WHAT IS NEEDED: Word for word, set down the records and skip each picture.

INFORMATION PROVIDED:
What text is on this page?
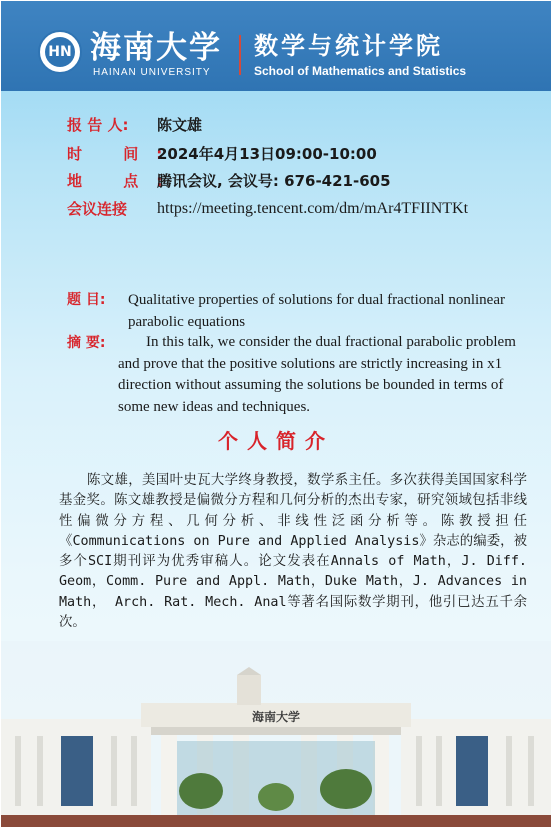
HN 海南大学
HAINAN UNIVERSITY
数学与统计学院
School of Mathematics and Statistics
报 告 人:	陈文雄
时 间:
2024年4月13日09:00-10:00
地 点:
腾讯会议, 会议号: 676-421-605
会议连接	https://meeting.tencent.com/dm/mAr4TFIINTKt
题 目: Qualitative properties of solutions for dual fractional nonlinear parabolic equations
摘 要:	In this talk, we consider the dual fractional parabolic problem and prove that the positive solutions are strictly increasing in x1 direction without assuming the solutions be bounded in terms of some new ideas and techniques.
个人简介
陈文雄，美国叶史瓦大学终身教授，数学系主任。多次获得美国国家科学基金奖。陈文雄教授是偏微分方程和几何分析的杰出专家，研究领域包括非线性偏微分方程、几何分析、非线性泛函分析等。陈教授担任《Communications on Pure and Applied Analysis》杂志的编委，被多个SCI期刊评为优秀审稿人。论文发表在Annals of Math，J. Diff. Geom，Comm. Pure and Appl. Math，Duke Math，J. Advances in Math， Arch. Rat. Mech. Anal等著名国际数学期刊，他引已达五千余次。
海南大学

FULL OUTPUT:
What text is on this page?
HN 海南大学
HAINAN UNIVERSITY
数学与统计学院
School of Mathematics and Statistics
报 告 人:	陈文雄
时 间:
2024年4月13日09:00-10:00
地 点:
腾讯会议, 会议号: 676-421-605
会议连接	https://meeting.tencent.com/dm/mAr4TFIINTKt
题 目: Qualitative properties of solutions for dual fractional nonlinear parabolic equations
摘 要:	In this talk, we consider the dual fractional parabolic problem and prove that the positive solutions are strictly increasing in x1 direction without assuming the solutions be bounded in terms of some new ideas and techniques.
个人简介
陈文雄，美国叶史瓦大学终身教授，数学系主任。多次获得美国国家科学基金奖。陈文雄教授是偏微分方程和几何分析的杰出专家，研究领域包括非线性偏微分方程、几何分析、非线性泛函分析等。陈教授担任《Communications on Pure and Applied Analysis》杂志的编委，被多个SCI期刊评为优秀审稿人。论文发表在Annals of Math，J. Diff. Geom，Comm. Pure and Appl. Math，Duke Math，J. Advances in Math， Arch. Rat. Mech. Anal等著名国际数学期刊，他引已达五千余次。
海南大学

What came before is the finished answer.